**Task goal:** Convert the lines below into a Markdown table with the columns No. and Line, numbering each row and omitting blank lines. Leave the pictures out of the table.

:::

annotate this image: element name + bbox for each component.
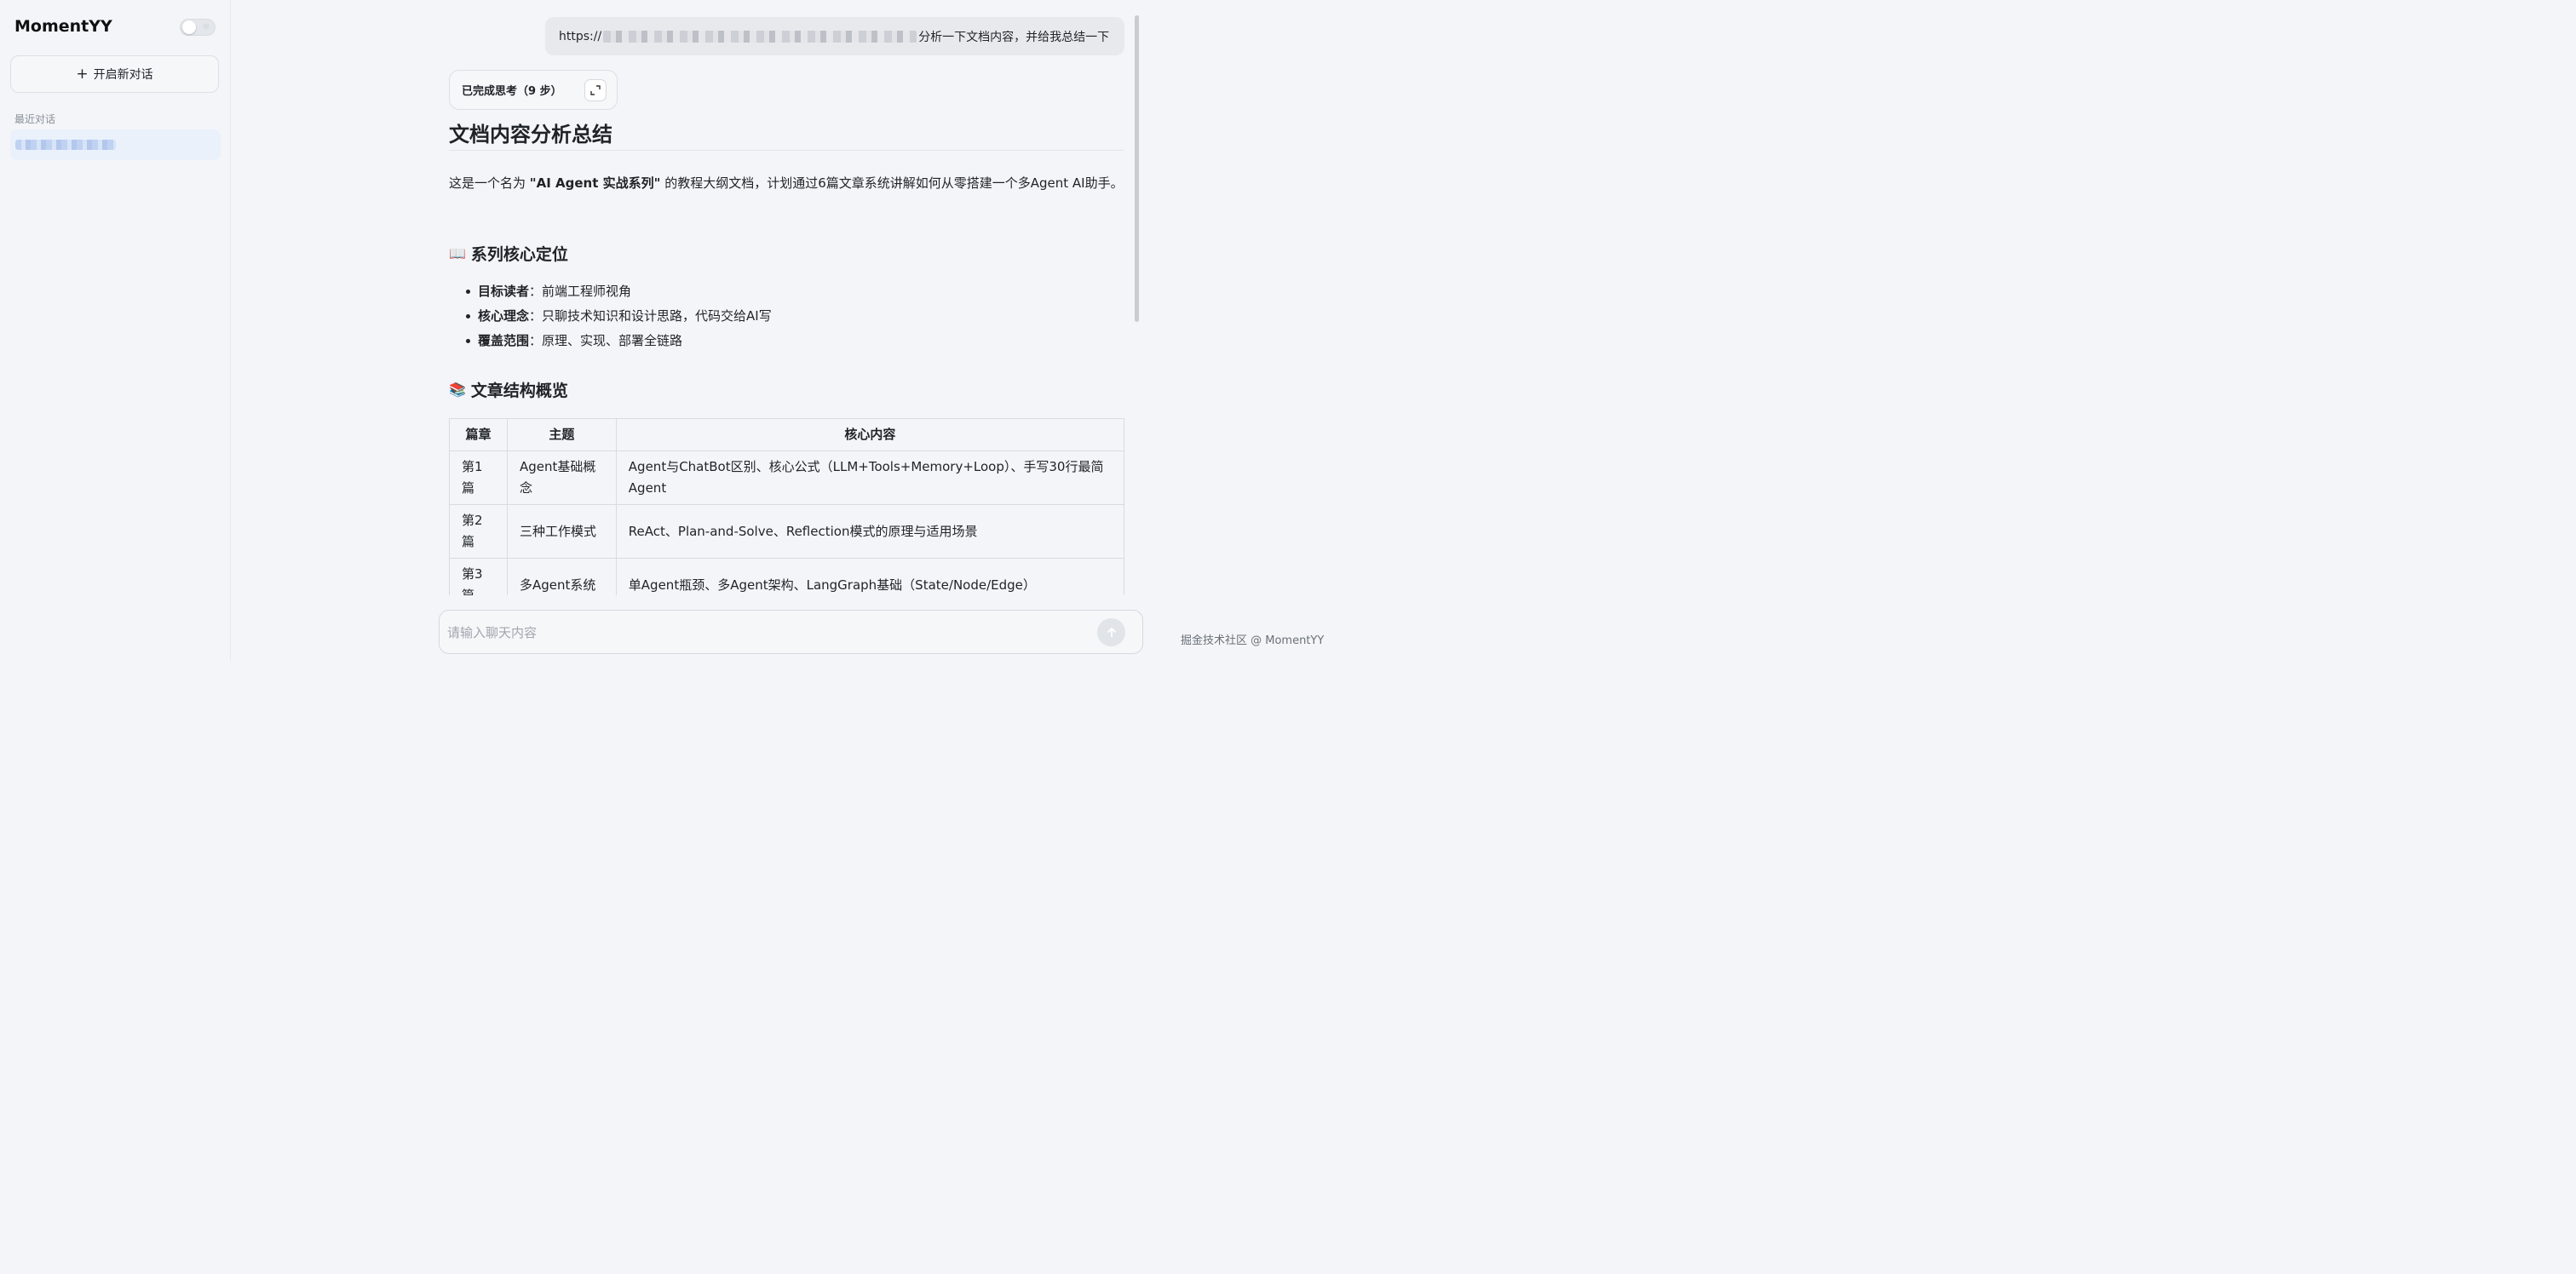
section-heading-positioning: 📖 系列核心定位 [449,242,568,265]
table-header-cell: 核心内容 [615,418,1124,451]
sun-icon: ☼ [202,21,210,32]
table-cell: ReAct、Plan-and-Solve、Reflection模式的原理与适用场… [615,504,1124,559]
table-cell: Agent基础概念 [506,450,617,505]
intro-text-start: 这是一个名为 [449,175,530,191]
table-cell: 第3篇 [449,558,508,595]
send-button[interactable] [1097,618,1125,646]
answer-title: 文档内容分析总结 [449,123,612,146]
arrow-up-icon [1107,627,1116,637]
table-cell: 三种工作模式 [506,504,617,559]
table-cell: 单Agent瓶颈、多Agent架构、LangGraph基础（State/Node… [615,558,1124,595]
list-item: 目标读者：前端工程师视角 [466,280,772,305]
table-cell: 多Agent系统 [506,558,617,595]
table-header-cell: 主题 [506,418,617,451]
new-chat-label: 开启新对话 [93,68,153,82]
book-icon: 📖 [449,245,466,261]
positioning-list: 目标读者：前端工程师视角 核心理念：只聊技术知识和设计思路，代码交给AI写 覆盖… [466,280,772,354]
section-heading-structure: 📚 文章结构概览 [449,378,568,401]
user-message-url-prefix: https:// [559,29,602,43]
chat-main: https:// 分析一下文档内容，并给我总结一下 已完成思考（9 步） 文档内… [231,0,1336,661]
expand-icon[interactable] [584,79,607,101]
watermark: 掘金技术社区 @ MomentYY [1181,634,1325,647]
intro-text-end: 的教程大纲文档，计划通过6篇文章系统讲解如何从零搭建一个多Agent AI助手。 [660,175,1124,191]
list-item-text: ：原理、实现、部署全链路 [529,333,683,348]
list-item-label: 核心理念 [478,308,530,324]
thinking-steps-toggle[interactable]: 已完成思考（9 步） [449,70,618,110]
redacted-conversation-title [15,140,116,150]
theme-toggle[interactable]: ☼ [180,19,216,36]
chat-input[interactable] [447,623,1095,643]
list-item: 核心理念：只聊技术知识和设计思路，代码交给AI写 [466,305,772,330]
thinking-label: 已完成思考（9 步） [462,85,562,98]
table-header-row: 篇章 主题 核心内容 [449,418,1124,451]
list-item-label: 目标读者 [478,284,530,299]
list-item-label: 覆盖范围 [478,333,530,348]
user-message-text: 分析一下文档内容，并给我总结一下 [918,30,1110,44]
table-cell: 第2篇 [449,504,508,559]
table-header-cell: 篇章 [449,418,508,451]
table-row: 第2篇 三种工作模式 ReAct、Plan-and-Solve、Reflecti… [449,504,1124,559]
table-cell: 第1篇 [449,450,508,505]
list-item-text: ：只聊技术知识和设计思路，代码交给AI写 [529,308,772,324]
article-structure-table: 篇章 主题 核心内容 第1篇 Agent基础概念 Agent与ChatBot区别… [449,418,1124,595]
recent-conversations-heading: 最近对话 [14,113,56,125]
toggle-knob [182,20,196,34]
intro-series-name: "AI Agent 实战系列" [529,175,661,191]
sidebar: MomentYY ☼ + 开启新对话 最近对话 [0,0,231,661]
redacted-url [603,30,917,43]
section-title-positioning: 系列核心定位 [470,245,568,264]
title-divider [449,150,1124,151]
recent-conversation-item[interactable] [10,129,221,160]
chat-composer [439,610,1143,654]
list-item: 覆盖范围：原理、实现、部署全链路 [466,330,772,354]
user-message-bubble: https:// 分析一下文档内容，并给我总结一下 [545,17,1124,55]
app-brand: MomentYY [14,17,112,36]
table-cell: Agent与ChatBot区别、核心公式（LLM+Tools+Memory+Lo… [615,450,1124,505]
section-title-structure: 文章结构概览 [470,382,568,400]
table-row: 第1篇 Agent基础概念 Agent与ChatBot区别、核心公式（LLM+T… [449,450,1124,505]
books-icon: 📚 [449,382,466,398]
new-chat-button[interactable]: + 开启新对话 [10,55,219,93]
list-item-text: ：前端工程师视角 [529,284,632,299]
answer-intro: 这是一个名为 "AI Agent 实战系列" 的教程大纲文档，计划通过6篇文章系… [449,173,1124,194]
plus-icon: + [76,65,89,83]
message-scrollbar[interactable] [1135,15,1139,322]
table-row: 第3篇 多Agent系统 单Agent瓶颈、多Agent架构、LangGraph… [449,558,1124,595]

:::

**Solution below:**
| No. | Line |
|---|---|
| 1 | annotate this image: element name + bbox for each component. |
| 2 | section-heading-positioning: 📖 系列核心定位 [449,242,568,265] |
| 3 | table-header-cell: 核心内容 [615,418,1124,451] |
| 4 | sun-icon: ☼ [202,21,210,32] |
| 5 | table-cell: ReAct、Plan-and-Solve、Reflection模式的原理与适用场… [615,504,1124,559] |
| 6 | table-cell: Agent基础概念 [506,450,617,505] |
| 7 | intro-text-start: 这是一个名为 [449,175,530,191] |
| 8 | table-cell: 第3篇 [449,558,508,595] |
| 9 | send-button[interactable] [1097,618,1125,646] |
| 10 | answer-title: 文档内容分析总结 [449,123,612,146] |
| 11 | arrow-up-icon [1107,627,1116,637] |
| 12 | table-cell: 三种工作模式 [506,504,617,559] |
| 13 | table-cell: 单Agent瓶颈、多Agent架构、LangGraph基础（State/Node… [615,558,1124,595] |
| 14 | list-item: 目标读者：前端工程师视角 [466,280,772,305] |
| 15 | table-cell: 多Agent系统 [506,558,617,595] |
| 16 | table-header-cell: 主题 [506,418,617,451] |
| 17 | new-chat-label: 开启新对话 [93,68,153,82] |
| 18 | book-icon: 📖 [449,245,466,261] |
| 19 | positioning-list: 目标读者：前端工程师视角 核心理念：只聊技术知识和设计思路，代码交给AI写 覆盖… [466,280,772,354] |
| 20 | section-heading-structure: 📚 文章结构概览 [449,378,568,401] |
| 21 | user-message-url-prefix: https:// [559,29,602,43] |
| 22 | chat-main: https:// 分析一下文档内容，并给我总结一下 已完成思考（9 步） 文档内… [231,0,1336,661] |
| 23 | expand-icon[interactable] [584,79,607,101] |
| 24 | watermark: 掘金技术社区 @ MomentYY [1181,634,1325,647] |
| 25 | intro-text-end: 的教程大纲文档，计划通过6篇文章系统讲解如何从零搭建一个多Agent AI助手。 [660,175,1124,191] |
| 26 | list-item-text: ：原理、实现、部署全链路 [529,333,683,348] |
| 27 | list-item-label: 核心理念 [478,308,530,324] |
| 28 | thinking-steps-toggle[interactable]: 已完成思考（9 步） [449,70,618,110] |
| 29 | redacted-conversation-title [15,140,116,150] |
| 30 | theme-toggle[interactable]: ☼ [180,19,216,36] |
| 31 | chat-input[interactable] [447,623,1095,643] |
| 32 | list-item: 核心理念：只聊技术知识和设计思路，代码交给AI写 [466,305,772,330] |
| 33 | thinking-label: 已完成思考（9 步） [462,85,562,98] |
| 34 | table-header-row: 篇章 主题 核心内容 [449,418,1124,451] |
| 35 | list-item-label: 目标读者 [478,284,530,299] |
| 36 | list-item-label: 覆盖范围 [478,333,530,348] |
| 37 | user-message-text: 分析一下文档内容，并给我总结一下 [918,30,1110,44] |
| 38 | table-cell: 第2篇 [449,504,508,559] |
| 39 | table-header-cell: 篇章 [449,418,508,451] |
| 40 | table-row: 第2篇 三种工作模式 ReAct、Plan-and-Solve、Reflecti… [449,504,1124,559] |
| 41 | table-cell: 第1篇 [449,450,508,505] |
| 42 | list-item-text: ：只聊技术知识和设计思路，代码交给AI写 [529,308,772,324] |
| 43 | article-structure-table: 篇章 主题 核心内容 第1篇 Agent基础概念 Agent与ChatBot区别… [449,418,1124,595] |
| 44 | recent-conversations-heading: 最近对话 [14,113,56,125] |
| 45 | toggle-knob [182,20,196,34] |
| 46 | intro-series-name: "AI Agent 实战系列" [529,175,661,191] |
| 47 | sidebar: MomentYY ☼ + 开启新对话 最近对话 [0,0,231,661] |
| 48 | redacted-url [603,30,917,43] |
| 49 | section-title-positioning: 系列核心定位 [470,245,568,264] |
| 50 | title-divider [449,150,1124,151] |
| 51 | recent-conversation-item[interactable] [10,129,221,160] |
| 52 | chat-composer [439,610,1143,654] |
| 53 | list-item: 覆盖范围：原理、实现、部署全链路 [466,330,772,354] |
| 54 | user-message-bubble: https:// 分析一下文档内容，并给我总结一下 [545,17,1124,55] |
| 55 | app-brand: MomentYY [14,17,112,36] |
| 56 | table-cell: Agent与ChatBot区别、核心公式（LLM+Tools+Memory+Lo… [615,450,1124,505] |
| 57 | section-title-structure: 文章结构概览 [470,382,568,400] |
| 58 | table-row: 第1篇 Agent基础概念 Agent与ChatBot区别、核心公式（LLM+T… [449,450,1124,505] |
| 59 | books-icon: 📚 [449,382,466,398] |
| 60 | new-chat-button[interactable]: + 开启新对话 [10,55,219,93] |
| 61 | list-item-text: ：前端工程师视角 [529,284,632,299] |
| 62 | answer-intro: 这是一个名为 "AI Agent 实战系列" 的教程大纲文档，计划通过6篇文章系… [449,173,1124,194] |
| 63 | plus-icon: + [76,65,89,83] |
| 64 | message-scrollbar[interactable] [1135,15,1139,322] |
| 65 | table-row: 第3篇 多Agent系统 单Agent瓶颈、多Agent架构、LangGraph… [449,558,1124,595] |